Stored dataset items:

══════

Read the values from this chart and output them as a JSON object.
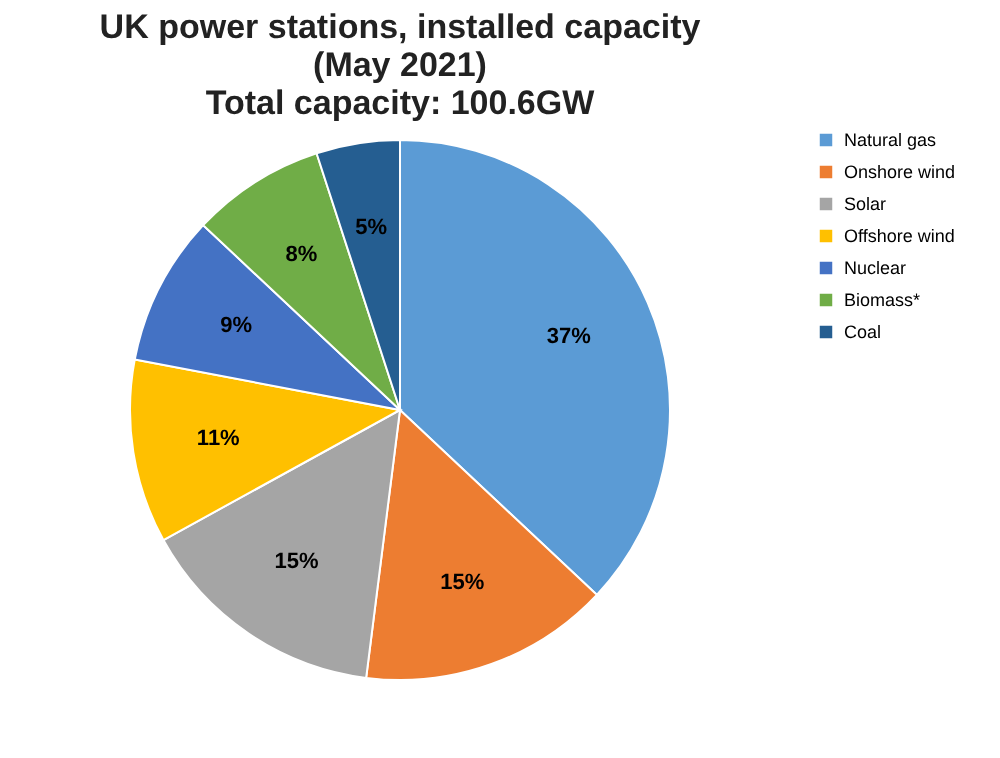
{
  "chart_data": {
    "type": "pie",
    "title": [
      "UK power stations, installed capacity",
      "(May 2021)",
      "Total capacity: 100.6GW"
    ],
    "categories": [
      "Natural gas",
      "Onshore wind",
      "Solar",
      "Offshore wind",
      "Nuclear",
      "Biomass*",
      "Coal"
    ],
    "values": [
      37,
      15,
      15,
      11,
      9,
      8,
      5
    ],
    "value_labels": [
      "37%",
      "15%",
      "15%",
      "11%",
      "9%",
      "8%",
      "5%"
    ],
    "colors": [
      "#5b9bd5",
      "#ed7d31",
      "#a5a5a5",
      "#ffc000",
      "#4472c4",
      "#70ad47",
      "#255e91"
    ],
    "legend": "right"
  }
}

══════

Quote each record exactly as it stands, minus the pictures.

Answer to this exercise:
Read the values from this chart and output them as a JSON object.
{
  "chart_data": {
    "type": "pie",
    "title": [
      "UK power stations, installed capacity",
      "(May 2021)",
      "Total capacity: 100.6GW"
    ],
    "categories": [
      "Natural gas",
      "Onshore wind",
      "Solar",
      "Offshore wind",
      "Nuclear",
      "Biomass*",
      "Coal"
    ],
    "values": [
      37,
      15,
      15,
      11,
      9,
      8,
      5
    ],
    "value_labels": [
      "37%",
      "15%",
      "15%",
      "11%",
      "9%",
      "8%",
      "5%"
    ],
    "colors": [
      "#5b9bd5",
      "#ed7d31",
      "#a5a5a5",
      "#ffc000",
      "#4472c4",
      "#70ad47",
      "#255e91"
    ],
    "legend": "right"
  }
}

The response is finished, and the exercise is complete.